***** Data for this exercise *****

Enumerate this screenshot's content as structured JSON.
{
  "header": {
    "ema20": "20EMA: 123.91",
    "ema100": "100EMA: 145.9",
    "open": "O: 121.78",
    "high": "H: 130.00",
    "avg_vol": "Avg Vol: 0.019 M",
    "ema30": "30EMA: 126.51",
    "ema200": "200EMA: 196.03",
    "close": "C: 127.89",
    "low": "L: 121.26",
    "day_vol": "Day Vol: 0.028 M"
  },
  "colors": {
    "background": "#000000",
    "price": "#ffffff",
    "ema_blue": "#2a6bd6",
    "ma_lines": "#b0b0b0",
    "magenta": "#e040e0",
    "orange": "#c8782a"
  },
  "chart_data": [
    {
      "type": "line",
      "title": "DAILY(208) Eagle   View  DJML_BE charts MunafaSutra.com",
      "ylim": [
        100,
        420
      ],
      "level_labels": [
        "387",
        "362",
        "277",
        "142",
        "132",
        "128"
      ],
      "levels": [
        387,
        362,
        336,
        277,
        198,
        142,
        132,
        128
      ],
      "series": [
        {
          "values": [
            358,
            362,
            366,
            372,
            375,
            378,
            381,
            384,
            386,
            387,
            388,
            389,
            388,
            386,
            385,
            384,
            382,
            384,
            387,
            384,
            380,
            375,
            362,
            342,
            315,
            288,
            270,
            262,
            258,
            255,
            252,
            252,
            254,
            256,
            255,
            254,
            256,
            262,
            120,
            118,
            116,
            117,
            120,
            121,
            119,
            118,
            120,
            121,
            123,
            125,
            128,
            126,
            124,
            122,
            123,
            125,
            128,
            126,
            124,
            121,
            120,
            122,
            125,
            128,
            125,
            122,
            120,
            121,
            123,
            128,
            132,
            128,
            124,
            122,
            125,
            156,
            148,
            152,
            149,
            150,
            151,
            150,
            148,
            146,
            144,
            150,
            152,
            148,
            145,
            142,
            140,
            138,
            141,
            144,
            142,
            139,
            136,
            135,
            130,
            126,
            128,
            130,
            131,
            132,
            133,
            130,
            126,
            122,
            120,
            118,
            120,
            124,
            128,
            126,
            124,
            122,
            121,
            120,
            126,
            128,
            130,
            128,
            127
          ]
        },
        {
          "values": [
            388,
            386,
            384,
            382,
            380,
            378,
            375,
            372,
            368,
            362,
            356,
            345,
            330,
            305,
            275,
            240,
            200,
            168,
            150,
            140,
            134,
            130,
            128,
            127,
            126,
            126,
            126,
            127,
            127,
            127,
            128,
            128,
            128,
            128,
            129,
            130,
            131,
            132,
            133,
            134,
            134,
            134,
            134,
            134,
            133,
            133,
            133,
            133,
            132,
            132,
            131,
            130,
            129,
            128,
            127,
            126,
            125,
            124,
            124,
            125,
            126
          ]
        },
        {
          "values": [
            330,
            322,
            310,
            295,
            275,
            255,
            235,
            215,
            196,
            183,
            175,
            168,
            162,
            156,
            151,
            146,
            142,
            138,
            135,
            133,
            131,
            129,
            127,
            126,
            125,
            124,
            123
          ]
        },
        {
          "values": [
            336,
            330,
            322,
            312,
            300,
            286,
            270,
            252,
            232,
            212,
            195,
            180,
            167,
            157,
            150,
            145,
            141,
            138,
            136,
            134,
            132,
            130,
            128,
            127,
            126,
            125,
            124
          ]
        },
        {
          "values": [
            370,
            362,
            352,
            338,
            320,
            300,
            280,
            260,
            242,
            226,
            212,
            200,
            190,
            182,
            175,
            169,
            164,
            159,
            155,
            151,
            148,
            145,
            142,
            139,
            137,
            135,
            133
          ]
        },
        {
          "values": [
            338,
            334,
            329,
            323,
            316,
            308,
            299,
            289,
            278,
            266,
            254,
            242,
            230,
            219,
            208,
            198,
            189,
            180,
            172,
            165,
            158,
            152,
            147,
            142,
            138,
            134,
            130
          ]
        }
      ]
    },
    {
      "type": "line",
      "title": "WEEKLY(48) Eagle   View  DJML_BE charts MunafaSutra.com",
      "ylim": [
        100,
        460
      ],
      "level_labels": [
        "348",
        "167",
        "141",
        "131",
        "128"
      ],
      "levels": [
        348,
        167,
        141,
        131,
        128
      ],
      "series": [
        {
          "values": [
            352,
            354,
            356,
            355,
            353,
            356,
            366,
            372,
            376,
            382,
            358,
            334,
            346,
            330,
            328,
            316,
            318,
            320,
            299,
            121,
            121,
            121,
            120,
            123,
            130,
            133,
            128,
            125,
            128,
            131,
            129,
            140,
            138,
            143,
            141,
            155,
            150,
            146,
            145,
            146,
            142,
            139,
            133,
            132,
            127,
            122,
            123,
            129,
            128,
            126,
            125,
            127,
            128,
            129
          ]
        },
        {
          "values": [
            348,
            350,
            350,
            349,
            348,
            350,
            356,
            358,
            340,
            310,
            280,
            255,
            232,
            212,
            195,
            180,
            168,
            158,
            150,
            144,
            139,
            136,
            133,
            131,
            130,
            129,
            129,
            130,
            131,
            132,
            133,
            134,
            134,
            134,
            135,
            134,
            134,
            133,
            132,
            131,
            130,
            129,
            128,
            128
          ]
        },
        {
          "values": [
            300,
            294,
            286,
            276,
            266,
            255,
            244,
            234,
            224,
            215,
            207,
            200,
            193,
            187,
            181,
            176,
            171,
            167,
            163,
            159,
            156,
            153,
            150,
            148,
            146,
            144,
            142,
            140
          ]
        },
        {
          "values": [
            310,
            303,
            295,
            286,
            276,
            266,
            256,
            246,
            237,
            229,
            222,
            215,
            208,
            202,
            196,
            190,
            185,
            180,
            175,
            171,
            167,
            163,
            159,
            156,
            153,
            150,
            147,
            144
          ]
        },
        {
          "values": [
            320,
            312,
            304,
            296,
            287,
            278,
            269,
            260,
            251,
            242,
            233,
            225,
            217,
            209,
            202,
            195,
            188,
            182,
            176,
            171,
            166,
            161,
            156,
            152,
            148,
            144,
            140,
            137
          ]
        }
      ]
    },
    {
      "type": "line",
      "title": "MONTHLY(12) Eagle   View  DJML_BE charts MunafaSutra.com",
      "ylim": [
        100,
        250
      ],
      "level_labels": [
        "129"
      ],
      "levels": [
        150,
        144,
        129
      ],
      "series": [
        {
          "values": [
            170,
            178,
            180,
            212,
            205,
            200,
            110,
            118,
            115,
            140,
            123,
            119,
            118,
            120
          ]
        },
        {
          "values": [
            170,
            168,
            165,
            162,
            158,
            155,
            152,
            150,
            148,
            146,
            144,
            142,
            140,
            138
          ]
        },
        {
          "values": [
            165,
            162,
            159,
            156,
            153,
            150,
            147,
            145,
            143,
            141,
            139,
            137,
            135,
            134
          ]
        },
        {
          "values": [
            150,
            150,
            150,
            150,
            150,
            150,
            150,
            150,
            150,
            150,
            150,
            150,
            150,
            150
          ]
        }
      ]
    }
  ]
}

*****

> **Work to complete**:
Copy out all of the records above with nothing altered.

> **Reply to the exercise**:
Enumerate this screenshot's content as structured JSON.
{
  "header": {
    "ema20": "20EMA: 123.91",
    "ema100": "100EMA: 145.9",
    "open": "O: 121.78",
    "high": "H: 130.00",
    "avg_vol": "Avg Vol: 0.019 M",
    "ema30": "30EMA: 126.51",
    "ema200": "200EMA: 196.03",
    "close": "C: 127.89",
    "low": "L: 121.26",
    "day_vol": "Day Vol: 0.028 M"
  },
  "colors": {
    "background": "#000000",
    "price": "#ffffff",
    "ema_blue": "#2a6bd6",
    "ma_lines": "#b0b0b0",
    "magenta": "#e040e0",
    "orange": "#c8782a"
  },
  "chart_data": [
    {
      "type": "line",
      "title": "DAILY(208) Eagle   View  DJML_BE charts MunafaSutra.com",
      "ylim": [
        100,
        420
      ],
      "level_labels": [
        "387",
        "362",
        "277",
        "142",
        "132",
        "128"
      ],
      "levels": [
        387,
        362,
        336,
        277,
        198,
        142,
        132,
        128
      ],
      "series": [
        {
          "values": [
            358,
            362,
            366,
            372,
            375,
            378,
            381,
            384,
            386,
            387,
            388,
            389,
            388,
            386,
            385,
            384,
            382,
            384,
            387,
            384,
            380,
            375,
            362,
            342,
            315,
            288,
            270,
            262,
            258,
            255,
            252,
            252,
            254,
            256,
            255,
            254,
            256,
            262,
            120,
            118,
            116,
            117,
            120,
            121,
            119,
            118,
            120,
            121,
            123,
            125,
            128,
            126,
            124,
            122,
            123,
            125,
            128,
            126,
            124,
            121,
            120,
            122,
            125,
            128,
            125,
            122,
            120,
            121,
            123,
            128,
            132,
            128,
            124,
            122,
            125,
            156,
            148,
            152,
            149,
            150,
            151,
            150,
            148,
            146,
            144,
            150,
            152,
            148,
            145,
            142,
            140,
            138,
            141,
            144,
            142,
            139,
            136,
            135,
            130,
            126,
            128,
            130,
            131,
            132,
            133,
            130,
            126,
            122,
            120,
            118,
            120,
            124,
            128,
            126,
            124,
            122,
            121,
            120,
            126,
            128,
            130,
            128,
            127
          ]
        },
        {
          "values": [
            388,
            386,
            384,
            382,
            380,
            378,
            375,
            372,
            368,
            362,
            356,
            345,
            330,
            305,
            275,
            240,
            200,
            168,
            150,
            140,
            134,
            130,
            128,
            127,
            126,
            126,
            126,
            127,
            127,
            127,
            128,
            128,
            128,
            128,
            129,
            130,
            131,
            132,
            133,
            134,
            134,
            134,
            134,
            134,
            133,
            133,
            133,
            133,
            132,
            132,
            131,
            130,
            129,
            128,
            127,
            126,
            125,
            124,
            124,
            125,
            126
          ]
        },
        {
          "values": [
            330,
            322,
            310,
            295,
            275,
            255,
            235,
            215,
            196,
            183,
            175,
            168,
            162,
            156,
            151,
            146,
            142,
            138,
            135,
            133,
            131,
            129,
            127,
            126,
            125,
            124,
            123
          ]
        },
        {
          "values": [
            336,
            330,
            322,
            312,
            300,
            286,
            270,
            252,
            232,
            212,
            195,
            180,
            167,
            157,
            150,
            145,
            141,
            138,
            136,
            134,
            132,
            130,
            128,
            127,
            126,
            125,
            124
          ]
        },
        {
          "values": [
            370,
            362,
            352,
            338,
            320,
            300,
            280,
            260,
            242,
            226,
            212,
            200,
            190,
            182,
            175,
            169,
            164,
            159,
            155,
            151,
            148,
            145,
            142,
            139,
            137,
            135,
            133
          ]
        },
        {
          "values": [
            338,
            334,
            329,
            323,
            316,
            308,
            299,
            289,
            278,
            266,
            254,
            242,
            230,
            219,
            208,
            198,
            189,
            180,
            172,
            165,
            158,
            152,
            147,
            142,
            138,
            134,
            130
          ]
        }
      ]
    },
    {
      "type": "line",
      "title": "WEEKLY(48) Eagle   View  DJML_BE charts MunafaSutra.com",
      "ylim": [
        100,
        460
      ],
      "level_labels": [
        "348",
        "167",
        "141",
        "131",
        "128"
      ],
      "levels": [
        348,
        167,
        141,
        131,
        128
      ],
      "series": [
        {
          "values": [
            352,
            354,
            356,
            355,
            353,
            356,
            366,
            372,
            376,
            382,
            358,
            334,
            346,
            330,
            328,
            316,
            318,
            320,
            299,
            121,
            121,
            121,
            120,
            123,
            130,
            133,
            128,
            125,
            128,
            131,
            129,
            140,
            138,
            143,
            141,
            155,
            150,
            146,
            145,
            146,
            142,
            139,
            133,
            132,
            127,
            122,
            123,
            129,
            128,
            126,
            125,
            127,
            128,
            129
          ]
        },
        {
          "values": [
            348,
            350,
            350,
            349,
            348,
            350,
            356,
            358,
            340,
            310,
            280,
            255,
            232,
            212,
            195,
            180,
            168,
            158,
            150,
            144,
            139,
            136,
            133,
            131,
            130,
            129,
            129,
            130,
            131,
            132,
            133,
            134,
            134,
            134,
            135,
            134,
            134,
            133,
            132,
            131,
            130,
            129,
            128,
            128
          ]
        },
        {
          "values": [
            300,
            294,
            286,
            276,
            266,
            255,
            244,
            234,
            224,
            215,
            207,
            200,
            193,
            187,
            181,
            176,
            171,
            167,
            163,
            159,
            156,
            153,
            150,
            148,
            146,
            144,
            142,
            140
          ]
        },
        {
          "values": [
            310,
            303,
            295,
            286,
            276,
            266,
            256,
            246,
            237,
            229,
            222,
            215,
            208,
            202,
            196,
            190,
            185,
            180,
            175,
            171,
            167,
            163,
            159,
            156,
            153,
            150,
            147,
            144
          ]
        },
        {
          "values": [
            320,
            312,
            304,
            296,
            287,
            278,
            269,
            260,
            251,
            242,
            233,
            225,
            217,
            209,
            202,
            195,
            188,
            182,
            176,
            171,
            166,
            161,
            156,
            152,
            148,
            144,
            140,
            137
          ]
        }
      ]
    },
    {
      "type": "line",
      "title": "MONTHLY(12) Eagle   View  DJML_BE charts MunafaSutra.com",
      "ylim": [
        100,
        250
      ],
      "level_labels": [
        "129"
      ],
      "levels": [
        150,
        144,
        129
      ],
      "series": [
        {
          "values": [
            170,
            178,
            180,
            212,
            205,
            200,
            110,
            118,
            115,
            140,
            123,
            119,
            118,
            120
          ]
        },
        {
          "values": [
            170,
            168,
            165,
            162,
            158,
            155,
            152,
            150,
            148,
            146,
            144,
            142,
            140,
            138
          ]
        },
        {
          "values": [
            165,
            162,
            159,
            156,
            153,
            150,
            147,
            145,
            143,
            141,
            139,
            137,
            135,
            134
          ]
        },
        {
          "values": [
            150,
            150,
            150,
            150,
            150,
            150,
            150,
            150,
            150,
            150,
            150,
            150,
            150,
            150
          ]
        }
      ]
    }
  ]
}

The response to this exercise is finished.